Required work →
Your answer should be one number: how many lines of the records hold the string "political".

┄┄┄┄┄┄┄┄┄┄

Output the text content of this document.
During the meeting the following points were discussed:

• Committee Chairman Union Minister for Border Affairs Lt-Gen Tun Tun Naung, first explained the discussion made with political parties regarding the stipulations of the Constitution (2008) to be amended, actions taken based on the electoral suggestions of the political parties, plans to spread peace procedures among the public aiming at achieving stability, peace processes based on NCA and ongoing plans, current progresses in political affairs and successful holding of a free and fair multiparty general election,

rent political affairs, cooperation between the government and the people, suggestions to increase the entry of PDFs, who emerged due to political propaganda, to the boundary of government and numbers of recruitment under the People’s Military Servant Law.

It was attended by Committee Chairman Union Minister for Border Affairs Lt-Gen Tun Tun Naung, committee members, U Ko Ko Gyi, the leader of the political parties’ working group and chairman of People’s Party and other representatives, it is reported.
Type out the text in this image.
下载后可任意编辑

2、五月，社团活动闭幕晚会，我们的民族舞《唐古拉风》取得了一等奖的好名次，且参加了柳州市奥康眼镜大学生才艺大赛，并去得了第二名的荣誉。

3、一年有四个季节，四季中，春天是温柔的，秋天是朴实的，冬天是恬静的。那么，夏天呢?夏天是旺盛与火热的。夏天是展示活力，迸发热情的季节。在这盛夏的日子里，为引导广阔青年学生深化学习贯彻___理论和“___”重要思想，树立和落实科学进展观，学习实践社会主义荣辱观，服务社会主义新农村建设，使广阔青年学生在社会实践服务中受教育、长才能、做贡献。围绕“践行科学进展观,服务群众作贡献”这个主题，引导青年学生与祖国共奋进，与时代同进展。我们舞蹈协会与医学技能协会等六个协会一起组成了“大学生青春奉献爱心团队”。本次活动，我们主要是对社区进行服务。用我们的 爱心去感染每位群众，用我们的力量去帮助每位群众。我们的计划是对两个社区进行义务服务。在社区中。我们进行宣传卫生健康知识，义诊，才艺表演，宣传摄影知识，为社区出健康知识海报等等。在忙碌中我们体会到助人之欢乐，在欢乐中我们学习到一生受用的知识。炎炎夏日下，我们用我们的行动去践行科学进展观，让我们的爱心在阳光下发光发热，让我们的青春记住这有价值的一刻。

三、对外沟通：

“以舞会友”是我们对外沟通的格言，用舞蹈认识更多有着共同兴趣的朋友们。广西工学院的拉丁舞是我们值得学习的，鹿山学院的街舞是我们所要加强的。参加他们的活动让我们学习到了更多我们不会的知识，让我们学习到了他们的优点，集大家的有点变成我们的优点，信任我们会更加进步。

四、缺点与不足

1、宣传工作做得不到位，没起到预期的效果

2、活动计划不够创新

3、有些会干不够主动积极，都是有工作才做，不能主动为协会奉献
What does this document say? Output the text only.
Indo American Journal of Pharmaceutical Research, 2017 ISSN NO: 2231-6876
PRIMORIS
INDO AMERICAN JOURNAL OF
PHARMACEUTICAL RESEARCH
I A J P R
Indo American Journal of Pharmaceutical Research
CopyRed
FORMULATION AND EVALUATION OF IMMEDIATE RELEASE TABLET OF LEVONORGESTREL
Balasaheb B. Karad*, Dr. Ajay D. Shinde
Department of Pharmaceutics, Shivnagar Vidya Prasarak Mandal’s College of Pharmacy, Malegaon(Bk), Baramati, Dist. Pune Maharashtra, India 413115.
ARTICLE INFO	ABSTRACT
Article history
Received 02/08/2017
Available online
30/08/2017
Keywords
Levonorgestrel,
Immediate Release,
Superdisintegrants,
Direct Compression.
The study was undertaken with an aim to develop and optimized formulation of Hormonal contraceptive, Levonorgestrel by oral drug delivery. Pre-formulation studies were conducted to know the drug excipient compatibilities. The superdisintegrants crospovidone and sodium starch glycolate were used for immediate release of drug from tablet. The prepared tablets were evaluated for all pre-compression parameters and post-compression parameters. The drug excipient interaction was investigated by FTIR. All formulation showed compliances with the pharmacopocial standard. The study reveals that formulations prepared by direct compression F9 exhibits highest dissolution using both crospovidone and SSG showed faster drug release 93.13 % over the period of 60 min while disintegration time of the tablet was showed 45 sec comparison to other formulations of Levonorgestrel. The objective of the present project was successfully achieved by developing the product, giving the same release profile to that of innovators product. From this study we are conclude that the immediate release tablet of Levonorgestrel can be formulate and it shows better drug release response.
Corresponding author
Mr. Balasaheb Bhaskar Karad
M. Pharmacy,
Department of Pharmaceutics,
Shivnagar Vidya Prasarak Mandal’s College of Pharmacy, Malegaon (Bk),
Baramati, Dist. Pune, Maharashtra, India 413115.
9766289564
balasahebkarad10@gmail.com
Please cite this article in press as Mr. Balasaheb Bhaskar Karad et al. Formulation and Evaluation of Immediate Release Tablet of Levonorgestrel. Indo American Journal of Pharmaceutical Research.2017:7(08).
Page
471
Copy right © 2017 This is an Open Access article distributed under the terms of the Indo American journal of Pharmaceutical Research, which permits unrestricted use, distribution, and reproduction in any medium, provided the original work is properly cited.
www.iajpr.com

┄┄┄┄┄┄┄┄┄┄

Task solution →
3